| Listed records |
━━━━━━━━━━━━━━━━

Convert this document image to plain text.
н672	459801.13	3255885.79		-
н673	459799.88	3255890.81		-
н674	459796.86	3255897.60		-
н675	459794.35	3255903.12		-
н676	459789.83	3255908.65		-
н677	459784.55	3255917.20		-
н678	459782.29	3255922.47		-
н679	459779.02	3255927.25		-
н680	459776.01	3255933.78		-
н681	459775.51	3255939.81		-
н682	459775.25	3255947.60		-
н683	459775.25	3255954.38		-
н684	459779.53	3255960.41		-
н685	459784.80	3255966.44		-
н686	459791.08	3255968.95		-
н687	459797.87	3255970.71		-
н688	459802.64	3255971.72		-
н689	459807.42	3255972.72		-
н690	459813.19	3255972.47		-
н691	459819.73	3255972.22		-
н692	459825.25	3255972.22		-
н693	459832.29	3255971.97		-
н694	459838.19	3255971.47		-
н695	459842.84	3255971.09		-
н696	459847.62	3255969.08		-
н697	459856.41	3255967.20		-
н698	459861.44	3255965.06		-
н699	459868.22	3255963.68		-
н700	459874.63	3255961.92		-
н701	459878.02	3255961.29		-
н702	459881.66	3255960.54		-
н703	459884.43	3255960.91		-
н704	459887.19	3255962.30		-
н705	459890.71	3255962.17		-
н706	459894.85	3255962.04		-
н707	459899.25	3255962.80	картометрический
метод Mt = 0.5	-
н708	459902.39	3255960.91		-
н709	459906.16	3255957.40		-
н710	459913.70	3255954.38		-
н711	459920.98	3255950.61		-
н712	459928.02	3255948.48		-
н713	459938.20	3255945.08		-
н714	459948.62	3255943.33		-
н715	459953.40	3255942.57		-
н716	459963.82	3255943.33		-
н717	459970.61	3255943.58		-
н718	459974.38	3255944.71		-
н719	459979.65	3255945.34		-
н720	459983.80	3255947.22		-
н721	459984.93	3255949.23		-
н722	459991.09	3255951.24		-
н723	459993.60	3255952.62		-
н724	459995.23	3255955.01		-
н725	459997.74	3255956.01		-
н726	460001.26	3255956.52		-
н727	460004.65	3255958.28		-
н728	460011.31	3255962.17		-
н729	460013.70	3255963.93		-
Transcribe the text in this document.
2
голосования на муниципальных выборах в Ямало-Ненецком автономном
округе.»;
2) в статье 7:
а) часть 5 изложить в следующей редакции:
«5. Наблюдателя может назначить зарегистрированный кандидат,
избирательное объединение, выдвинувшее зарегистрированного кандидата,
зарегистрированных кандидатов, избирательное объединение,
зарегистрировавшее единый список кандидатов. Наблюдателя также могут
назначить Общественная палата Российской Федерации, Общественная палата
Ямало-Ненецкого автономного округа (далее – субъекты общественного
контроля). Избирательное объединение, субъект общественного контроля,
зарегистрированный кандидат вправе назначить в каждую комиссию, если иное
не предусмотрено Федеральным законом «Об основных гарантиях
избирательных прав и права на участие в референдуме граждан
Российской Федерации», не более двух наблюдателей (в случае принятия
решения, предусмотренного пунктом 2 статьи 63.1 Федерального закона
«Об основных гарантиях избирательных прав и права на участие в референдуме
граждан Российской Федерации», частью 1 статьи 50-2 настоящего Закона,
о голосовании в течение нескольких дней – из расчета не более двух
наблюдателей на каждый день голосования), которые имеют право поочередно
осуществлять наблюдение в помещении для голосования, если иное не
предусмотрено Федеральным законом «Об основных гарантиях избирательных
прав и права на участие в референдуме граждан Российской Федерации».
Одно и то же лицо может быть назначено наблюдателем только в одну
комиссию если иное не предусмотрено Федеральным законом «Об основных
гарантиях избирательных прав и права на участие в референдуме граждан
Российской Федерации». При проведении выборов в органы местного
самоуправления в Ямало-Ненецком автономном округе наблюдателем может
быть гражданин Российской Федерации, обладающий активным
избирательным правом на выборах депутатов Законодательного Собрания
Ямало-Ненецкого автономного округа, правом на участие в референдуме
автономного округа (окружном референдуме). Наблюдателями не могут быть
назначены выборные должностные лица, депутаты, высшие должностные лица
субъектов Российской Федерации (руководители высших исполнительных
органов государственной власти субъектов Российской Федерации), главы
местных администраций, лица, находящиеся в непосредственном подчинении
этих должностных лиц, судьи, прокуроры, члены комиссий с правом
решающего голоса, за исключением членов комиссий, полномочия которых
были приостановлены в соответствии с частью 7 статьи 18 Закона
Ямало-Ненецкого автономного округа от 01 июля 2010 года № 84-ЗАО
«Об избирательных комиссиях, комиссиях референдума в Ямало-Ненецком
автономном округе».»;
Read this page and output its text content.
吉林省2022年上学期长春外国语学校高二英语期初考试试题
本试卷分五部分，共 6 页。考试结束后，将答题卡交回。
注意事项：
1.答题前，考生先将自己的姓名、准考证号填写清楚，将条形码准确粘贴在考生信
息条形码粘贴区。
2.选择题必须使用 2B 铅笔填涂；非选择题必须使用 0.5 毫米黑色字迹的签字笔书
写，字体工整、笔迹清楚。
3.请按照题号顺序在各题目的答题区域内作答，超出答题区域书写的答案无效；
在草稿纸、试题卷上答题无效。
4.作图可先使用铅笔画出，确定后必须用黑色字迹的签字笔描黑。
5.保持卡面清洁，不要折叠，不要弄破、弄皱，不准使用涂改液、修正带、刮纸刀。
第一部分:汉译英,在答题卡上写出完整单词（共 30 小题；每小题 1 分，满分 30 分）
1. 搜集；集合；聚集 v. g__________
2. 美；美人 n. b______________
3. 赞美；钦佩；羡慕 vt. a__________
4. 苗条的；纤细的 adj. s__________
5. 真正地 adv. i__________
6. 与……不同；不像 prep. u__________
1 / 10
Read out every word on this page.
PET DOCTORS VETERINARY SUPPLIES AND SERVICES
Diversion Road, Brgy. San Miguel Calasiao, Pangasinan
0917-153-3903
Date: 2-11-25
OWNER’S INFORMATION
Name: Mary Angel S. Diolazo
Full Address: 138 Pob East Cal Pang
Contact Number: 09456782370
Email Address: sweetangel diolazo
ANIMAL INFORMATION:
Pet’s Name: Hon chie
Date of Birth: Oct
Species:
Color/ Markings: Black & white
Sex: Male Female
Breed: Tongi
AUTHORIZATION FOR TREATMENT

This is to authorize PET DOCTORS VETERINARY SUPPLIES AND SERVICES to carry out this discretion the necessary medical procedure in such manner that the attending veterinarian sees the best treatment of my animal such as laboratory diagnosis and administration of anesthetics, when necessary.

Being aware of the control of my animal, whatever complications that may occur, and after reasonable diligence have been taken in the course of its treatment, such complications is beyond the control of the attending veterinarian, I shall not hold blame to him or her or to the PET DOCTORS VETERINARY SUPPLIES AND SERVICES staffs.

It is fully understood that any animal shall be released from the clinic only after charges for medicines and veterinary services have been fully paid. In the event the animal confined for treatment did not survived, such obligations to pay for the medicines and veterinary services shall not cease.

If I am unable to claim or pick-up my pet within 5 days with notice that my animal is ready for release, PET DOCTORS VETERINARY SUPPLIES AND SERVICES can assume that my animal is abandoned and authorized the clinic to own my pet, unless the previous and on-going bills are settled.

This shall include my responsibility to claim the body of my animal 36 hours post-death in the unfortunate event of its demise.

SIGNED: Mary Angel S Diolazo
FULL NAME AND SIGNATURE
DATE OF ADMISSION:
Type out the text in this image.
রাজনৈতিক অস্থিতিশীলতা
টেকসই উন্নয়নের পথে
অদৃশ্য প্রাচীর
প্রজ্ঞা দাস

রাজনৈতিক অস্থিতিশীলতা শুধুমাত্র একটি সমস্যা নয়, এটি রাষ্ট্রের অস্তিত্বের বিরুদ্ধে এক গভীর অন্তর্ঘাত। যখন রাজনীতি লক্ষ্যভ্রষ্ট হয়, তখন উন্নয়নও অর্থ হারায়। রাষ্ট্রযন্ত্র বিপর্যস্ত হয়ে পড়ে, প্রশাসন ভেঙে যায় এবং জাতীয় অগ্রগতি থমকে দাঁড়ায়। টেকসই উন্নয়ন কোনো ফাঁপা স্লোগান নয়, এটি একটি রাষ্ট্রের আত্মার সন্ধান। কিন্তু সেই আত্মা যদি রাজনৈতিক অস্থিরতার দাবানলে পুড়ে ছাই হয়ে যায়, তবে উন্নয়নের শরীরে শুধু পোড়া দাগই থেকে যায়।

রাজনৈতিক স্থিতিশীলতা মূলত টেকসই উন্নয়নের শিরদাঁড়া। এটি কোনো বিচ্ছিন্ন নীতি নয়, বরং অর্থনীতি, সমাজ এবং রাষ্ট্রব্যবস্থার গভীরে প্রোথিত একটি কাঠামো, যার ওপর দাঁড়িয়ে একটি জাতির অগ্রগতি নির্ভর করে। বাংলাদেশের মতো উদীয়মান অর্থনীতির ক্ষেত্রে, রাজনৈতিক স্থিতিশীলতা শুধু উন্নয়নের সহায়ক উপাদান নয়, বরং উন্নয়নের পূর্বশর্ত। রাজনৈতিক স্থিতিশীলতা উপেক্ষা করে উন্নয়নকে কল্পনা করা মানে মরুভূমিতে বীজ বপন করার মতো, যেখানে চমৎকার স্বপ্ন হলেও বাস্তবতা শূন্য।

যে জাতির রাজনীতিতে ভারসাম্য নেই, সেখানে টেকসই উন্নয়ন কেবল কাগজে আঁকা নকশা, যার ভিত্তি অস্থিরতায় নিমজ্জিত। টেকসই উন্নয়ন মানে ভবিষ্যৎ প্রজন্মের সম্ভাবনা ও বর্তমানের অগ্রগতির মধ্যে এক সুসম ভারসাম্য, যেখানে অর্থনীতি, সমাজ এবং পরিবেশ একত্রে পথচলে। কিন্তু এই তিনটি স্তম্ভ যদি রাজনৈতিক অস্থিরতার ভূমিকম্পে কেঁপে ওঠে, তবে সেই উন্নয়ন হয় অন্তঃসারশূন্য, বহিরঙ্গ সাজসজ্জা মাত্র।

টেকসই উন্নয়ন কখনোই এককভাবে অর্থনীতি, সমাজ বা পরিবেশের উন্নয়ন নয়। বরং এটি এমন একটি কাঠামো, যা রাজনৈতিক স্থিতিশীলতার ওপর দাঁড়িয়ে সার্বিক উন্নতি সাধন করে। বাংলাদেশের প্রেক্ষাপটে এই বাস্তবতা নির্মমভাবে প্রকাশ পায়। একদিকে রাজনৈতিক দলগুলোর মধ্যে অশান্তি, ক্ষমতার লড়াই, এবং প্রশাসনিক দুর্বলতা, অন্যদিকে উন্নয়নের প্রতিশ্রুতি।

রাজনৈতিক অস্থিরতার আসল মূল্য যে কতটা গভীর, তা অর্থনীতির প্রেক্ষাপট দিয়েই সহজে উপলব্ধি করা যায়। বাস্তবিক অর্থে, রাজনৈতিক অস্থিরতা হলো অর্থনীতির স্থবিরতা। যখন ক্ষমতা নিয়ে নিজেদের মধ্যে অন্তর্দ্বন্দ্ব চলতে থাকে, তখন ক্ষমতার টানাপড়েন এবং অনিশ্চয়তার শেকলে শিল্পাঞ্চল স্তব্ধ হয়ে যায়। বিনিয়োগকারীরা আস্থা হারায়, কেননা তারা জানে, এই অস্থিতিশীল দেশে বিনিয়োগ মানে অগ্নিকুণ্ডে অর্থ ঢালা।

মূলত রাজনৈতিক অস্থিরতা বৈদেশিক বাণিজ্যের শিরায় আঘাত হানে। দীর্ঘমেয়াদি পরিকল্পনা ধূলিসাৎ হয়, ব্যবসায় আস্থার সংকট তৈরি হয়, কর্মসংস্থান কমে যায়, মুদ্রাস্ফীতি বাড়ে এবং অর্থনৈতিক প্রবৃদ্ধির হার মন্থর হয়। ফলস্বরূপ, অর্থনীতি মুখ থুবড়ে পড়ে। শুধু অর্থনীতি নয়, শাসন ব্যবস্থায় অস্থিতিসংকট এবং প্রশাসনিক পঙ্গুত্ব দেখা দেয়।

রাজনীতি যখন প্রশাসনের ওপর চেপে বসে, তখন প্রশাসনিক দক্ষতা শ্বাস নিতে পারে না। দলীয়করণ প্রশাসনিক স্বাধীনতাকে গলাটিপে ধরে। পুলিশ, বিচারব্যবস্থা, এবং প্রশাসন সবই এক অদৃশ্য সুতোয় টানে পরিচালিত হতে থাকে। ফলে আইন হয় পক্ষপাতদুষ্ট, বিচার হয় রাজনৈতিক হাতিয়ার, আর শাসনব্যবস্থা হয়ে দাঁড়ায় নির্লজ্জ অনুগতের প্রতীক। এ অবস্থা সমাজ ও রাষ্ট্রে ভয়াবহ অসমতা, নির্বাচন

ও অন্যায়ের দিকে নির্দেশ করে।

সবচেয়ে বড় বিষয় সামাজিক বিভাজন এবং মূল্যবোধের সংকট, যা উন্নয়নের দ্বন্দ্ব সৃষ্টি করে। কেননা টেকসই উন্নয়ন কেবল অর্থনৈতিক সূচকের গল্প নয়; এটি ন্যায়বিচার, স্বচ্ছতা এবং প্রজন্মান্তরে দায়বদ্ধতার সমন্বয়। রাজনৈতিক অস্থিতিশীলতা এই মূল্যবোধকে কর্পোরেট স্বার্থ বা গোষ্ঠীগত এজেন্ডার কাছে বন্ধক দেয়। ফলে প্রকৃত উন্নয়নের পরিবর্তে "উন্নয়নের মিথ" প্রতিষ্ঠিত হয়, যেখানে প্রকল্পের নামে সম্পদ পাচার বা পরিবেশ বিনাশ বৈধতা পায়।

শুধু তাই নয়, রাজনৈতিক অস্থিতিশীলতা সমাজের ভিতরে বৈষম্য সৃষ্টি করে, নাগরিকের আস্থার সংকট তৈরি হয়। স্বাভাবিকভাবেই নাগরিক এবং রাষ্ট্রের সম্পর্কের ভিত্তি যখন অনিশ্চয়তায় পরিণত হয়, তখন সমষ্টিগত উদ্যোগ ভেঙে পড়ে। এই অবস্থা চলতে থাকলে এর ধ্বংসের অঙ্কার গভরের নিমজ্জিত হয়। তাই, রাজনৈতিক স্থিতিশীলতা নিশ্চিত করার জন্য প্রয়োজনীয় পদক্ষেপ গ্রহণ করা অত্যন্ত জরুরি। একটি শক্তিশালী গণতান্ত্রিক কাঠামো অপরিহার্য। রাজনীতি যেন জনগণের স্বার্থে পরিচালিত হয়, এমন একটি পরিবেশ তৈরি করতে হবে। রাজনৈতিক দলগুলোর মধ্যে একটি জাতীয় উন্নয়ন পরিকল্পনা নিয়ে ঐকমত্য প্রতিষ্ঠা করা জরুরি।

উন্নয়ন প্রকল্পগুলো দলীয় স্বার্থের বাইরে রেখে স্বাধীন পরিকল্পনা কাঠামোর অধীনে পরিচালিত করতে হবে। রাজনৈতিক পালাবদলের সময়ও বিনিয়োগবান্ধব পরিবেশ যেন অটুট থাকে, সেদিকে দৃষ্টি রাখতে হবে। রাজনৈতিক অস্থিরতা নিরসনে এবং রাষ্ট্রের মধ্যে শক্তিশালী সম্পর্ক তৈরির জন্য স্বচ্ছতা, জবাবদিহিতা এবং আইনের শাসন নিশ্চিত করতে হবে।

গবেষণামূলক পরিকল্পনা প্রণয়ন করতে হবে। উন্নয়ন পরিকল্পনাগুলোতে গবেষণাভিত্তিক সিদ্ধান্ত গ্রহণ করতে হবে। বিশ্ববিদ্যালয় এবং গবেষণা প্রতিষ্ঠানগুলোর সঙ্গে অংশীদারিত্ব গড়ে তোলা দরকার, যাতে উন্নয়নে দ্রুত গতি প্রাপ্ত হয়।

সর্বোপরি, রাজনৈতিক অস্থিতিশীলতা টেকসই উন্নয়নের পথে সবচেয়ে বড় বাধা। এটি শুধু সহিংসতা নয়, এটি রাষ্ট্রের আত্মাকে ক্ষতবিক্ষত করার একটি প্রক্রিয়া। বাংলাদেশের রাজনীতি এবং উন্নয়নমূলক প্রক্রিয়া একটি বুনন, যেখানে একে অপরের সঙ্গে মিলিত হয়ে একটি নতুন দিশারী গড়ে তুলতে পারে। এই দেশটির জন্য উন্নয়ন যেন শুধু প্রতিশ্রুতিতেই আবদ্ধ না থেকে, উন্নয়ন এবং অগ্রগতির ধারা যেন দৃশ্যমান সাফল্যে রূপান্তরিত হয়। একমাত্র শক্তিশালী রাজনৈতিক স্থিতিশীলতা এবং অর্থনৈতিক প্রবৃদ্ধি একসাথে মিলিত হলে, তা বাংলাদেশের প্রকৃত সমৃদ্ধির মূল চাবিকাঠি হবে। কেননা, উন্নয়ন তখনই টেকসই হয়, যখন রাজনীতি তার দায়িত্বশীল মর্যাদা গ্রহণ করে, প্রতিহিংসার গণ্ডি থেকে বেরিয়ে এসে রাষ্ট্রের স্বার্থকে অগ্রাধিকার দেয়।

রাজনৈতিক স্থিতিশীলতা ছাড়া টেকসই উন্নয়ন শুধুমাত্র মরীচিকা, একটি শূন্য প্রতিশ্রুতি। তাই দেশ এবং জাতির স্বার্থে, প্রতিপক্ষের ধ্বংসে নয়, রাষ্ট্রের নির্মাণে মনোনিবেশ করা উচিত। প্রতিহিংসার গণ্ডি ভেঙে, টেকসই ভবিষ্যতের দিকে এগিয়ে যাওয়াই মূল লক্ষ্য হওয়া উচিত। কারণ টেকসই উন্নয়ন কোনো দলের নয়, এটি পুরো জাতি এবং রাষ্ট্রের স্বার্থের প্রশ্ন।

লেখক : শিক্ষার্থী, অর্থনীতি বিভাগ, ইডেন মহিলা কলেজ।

━━━━━━━━━━━━━━━━

| Exercise brief |
Pull out all lines of the data with the string "гарантиях".

| Solution to the problem |
не предусмотрено Федеральным законом «Об основных гарантиях
«Об основных гарантиях избирательных прав и права на участие в референдуме
предусмотрено Федеральным законом «Об основных гарантиях избирательных
гарантиях избирательных прав и права на участие в референдуме граждан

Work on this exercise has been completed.